┏━━
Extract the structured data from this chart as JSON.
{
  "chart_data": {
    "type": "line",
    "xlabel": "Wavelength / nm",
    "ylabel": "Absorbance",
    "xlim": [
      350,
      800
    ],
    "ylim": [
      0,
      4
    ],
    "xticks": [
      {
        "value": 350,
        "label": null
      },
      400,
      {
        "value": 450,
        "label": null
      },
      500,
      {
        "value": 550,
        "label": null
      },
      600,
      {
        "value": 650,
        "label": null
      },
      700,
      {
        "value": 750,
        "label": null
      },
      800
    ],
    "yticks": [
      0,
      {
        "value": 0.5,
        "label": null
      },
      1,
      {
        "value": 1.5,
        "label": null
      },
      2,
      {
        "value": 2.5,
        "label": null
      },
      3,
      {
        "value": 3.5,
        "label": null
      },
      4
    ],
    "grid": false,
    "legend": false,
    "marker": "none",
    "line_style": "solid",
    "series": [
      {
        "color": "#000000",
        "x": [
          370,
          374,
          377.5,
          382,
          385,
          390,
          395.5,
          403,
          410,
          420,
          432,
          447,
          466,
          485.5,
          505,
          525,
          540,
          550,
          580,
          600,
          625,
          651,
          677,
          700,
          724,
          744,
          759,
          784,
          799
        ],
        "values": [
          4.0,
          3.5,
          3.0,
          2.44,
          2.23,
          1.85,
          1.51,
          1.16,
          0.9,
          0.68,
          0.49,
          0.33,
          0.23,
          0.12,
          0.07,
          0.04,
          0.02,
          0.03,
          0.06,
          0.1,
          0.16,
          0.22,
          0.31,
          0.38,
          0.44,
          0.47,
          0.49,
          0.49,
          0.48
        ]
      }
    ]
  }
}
┗━━
GOAL OF THE EXERCISE —
Your task is to reproduce the whole listing exactly.

ANSWER TO THIS TASK —
Extract the structured data from this chart as JSON.
{
  "chart_data": {
    "type": "line",
    "xlabel": "Wavelength / nm",
    "ylabel": "Absorbance",
    "xlim": [
      350,
      800
    ],
    "ylim": [
      0,
      4
    ],
    "xticks": [
      {
        "value": 350,
        "label": null
      },
      400,
      {
        "value": 450,
        "label": null
      },
      500,
      {
        "value": 550,
        "label": null
      },
      600,
      {
        "value": 650,
        "label": null
      },
      700,
      {
        "value": 750,
        "label": null
      },
      800
    ],
    "yticks": [
      0,
      {
        "value": 0.5,
        "label": null
      },
      1,
      {
        "value": 1.5,
        "label": null
      },
      2,
      {
        "value": 2.5,
        "label": null
      },
      3,
      {
        "value": 3.5,
        "label": null
      },
      4
    ],
    "grid": false,
    "legend": false,
    "marker": "none",
    "line_style": "solid",
    "series": [
      {
        "color": "#000000",
        "x": [
          370,
          374,
          377.5,
          382,
          385,
          390,
          395.5,
          403,
          410,
          420,
          432,
          447,
          466,
          485.5,
          505,
          525,
          540,
          550,
          580,
          600,
          625,
          651,
          677,
          700,
          724,
          744,
          759,
          784,
          799
        ],
        "values": [
          4.0,
          3.5,
          3.0,
          2.44,
          2.23,
          1.85,
          1.51,
          1.16,
          0.9,
          0.68,
          0.49,
          0.33,
          0.23,
          0.12,
          0.07,
          0.04,
          0.02,
          0.03,
          0.06,
          0.1,
          0.16,
          0.22,
          0.31,
          0.38,
          0.44,
          0.47,
          0.49,
          0.49,
          0.48
        ]
      }
    ]
  }
}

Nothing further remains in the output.